- [Your objective]
Output the material exactly, but drop every image it holds.

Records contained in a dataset
----
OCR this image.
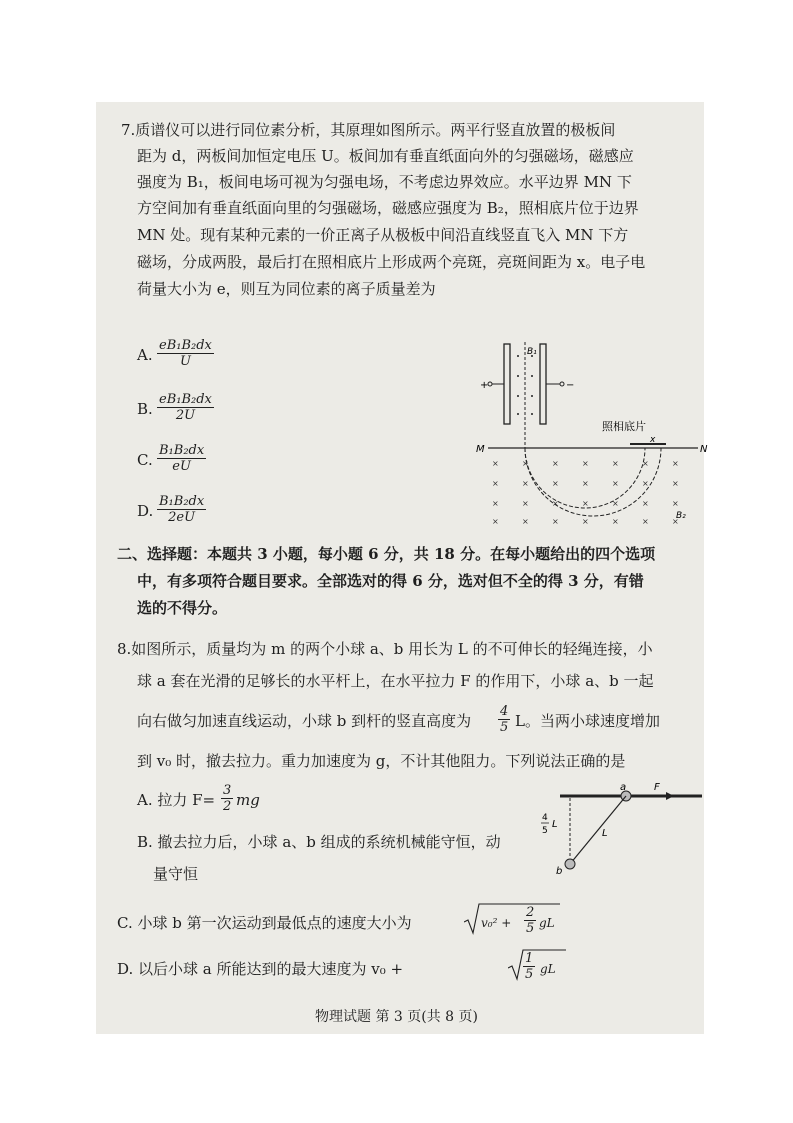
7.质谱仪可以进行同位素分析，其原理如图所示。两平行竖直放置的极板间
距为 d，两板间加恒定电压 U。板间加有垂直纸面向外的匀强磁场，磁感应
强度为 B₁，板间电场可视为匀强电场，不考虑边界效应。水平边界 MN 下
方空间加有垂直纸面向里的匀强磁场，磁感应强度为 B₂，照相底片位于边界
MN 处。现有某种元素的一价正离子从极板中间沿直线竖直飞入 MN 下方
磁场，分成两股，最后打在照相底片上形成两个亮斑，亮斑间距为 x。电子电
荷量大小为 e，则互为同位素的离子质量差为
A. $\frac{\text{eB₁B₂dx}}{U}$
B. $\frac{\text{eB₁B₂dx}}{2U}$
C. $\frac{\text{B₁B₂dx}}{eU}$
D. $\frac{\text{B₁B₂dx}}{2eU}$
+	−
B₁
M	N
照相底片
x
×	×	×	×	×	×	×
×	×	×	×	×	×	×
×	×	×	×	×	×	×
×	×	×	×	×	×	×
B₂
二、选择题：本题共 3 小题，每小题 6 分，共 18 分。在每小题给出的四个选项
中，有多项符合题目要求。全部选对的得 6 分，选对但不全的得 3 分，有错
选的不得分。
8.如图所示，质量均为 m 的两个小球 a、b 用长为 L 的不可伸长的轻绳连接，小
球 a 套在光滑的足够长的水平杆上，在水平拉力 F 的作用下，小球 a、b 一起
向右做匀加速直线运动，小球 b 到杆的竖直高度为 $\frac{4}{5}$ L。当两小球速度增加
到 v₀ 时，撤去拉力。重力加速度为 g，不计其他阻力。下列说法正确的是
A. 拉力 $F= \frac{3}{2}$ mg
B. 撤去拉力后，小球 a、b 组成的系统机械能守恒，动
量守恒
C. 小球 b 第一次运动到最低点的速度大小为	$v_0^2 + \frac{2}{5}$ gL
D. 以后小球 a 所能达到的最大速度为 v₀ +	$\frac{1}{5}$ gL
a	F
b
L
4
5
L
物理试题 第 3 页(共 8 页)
----
- [Output]
OCR this image.
7.质谱仪可以进行同位素分析，其原理如图所示。两平行竖直放置的极板间
距为 d，两板间加恒定电压 U。板间加有垂直纸面向外的匀强磁场，磁感应
强度为 B₁，板间电场可视为匀强电场，不考虑边界效应。水平边界 MN 下
方空间加有垂直纸面向里的匀强磁场，磁感应强度为 B₂，照相底片位于边界
MN 处。现有某种元素的一价正离子从极板中间沿直线竖直飞入 MN 下方
磁场，分成两股，最后打在照相底片上形成两个亮斑，亮斑间距为 x。电子电
荷量大小为 e，则互为同位素的离子质量差为
A. $\frac{\text{eB₁B₂dx}}{U}$
B. $\frac{\text{eB₁B₂dx}}{2U}$
C. $\frac{\text{B₁B₂dx}}{eU}$
D. $\frac{\text{B₁B₂dx}}{2eU}$
+	−
B₁
M	N
照相底片
x
×	×	×	×	×	×	×
×	×	×	×	×	×	×
×	×	×	×	×	×	×
×	×	×	×	×	×	×
B₂
二、选择题：本题共 3 小题，每小题 6 分，共 18 分。在每小题给出的四个选项
中，有多项符合题目要求。全部选对的得 6 分，选对但不全的得 3 分，有错
选的不得分。
8.如图所示，质量均为 m 的两个小球 a、b 用长为 L 的不可伸长的轻绳连接，小
球 a 套在光滑的足够长的水平杆上，在水平拉力 F 的作用下，小球 a、b 一起
向右做匀加速直线运动，小球 b 到杆的竖直高度为 $\frac{4}{5}$ L。当两小球速度增加
到 v₀ 时，撤去拉力。重力加速度为 g，不计其他阻力。下列说法正确的是
A. 拉力 $F= \frac{3}{2}$ mg
B. 撤去拉力后，小球 a、b 组成的系统机械能守恒，动
量守恒
C. 小球 b 第一次运动到最低点的速度大小为	$v_0^2 + \frac{2}{5}$ gL
D. 以后小球 a 所能达到的最大速度为 v₀ +	$\frac{1}{5}$ gL
a	F
b
L
4
5
L
物理试题 第 3 页(共 8 页)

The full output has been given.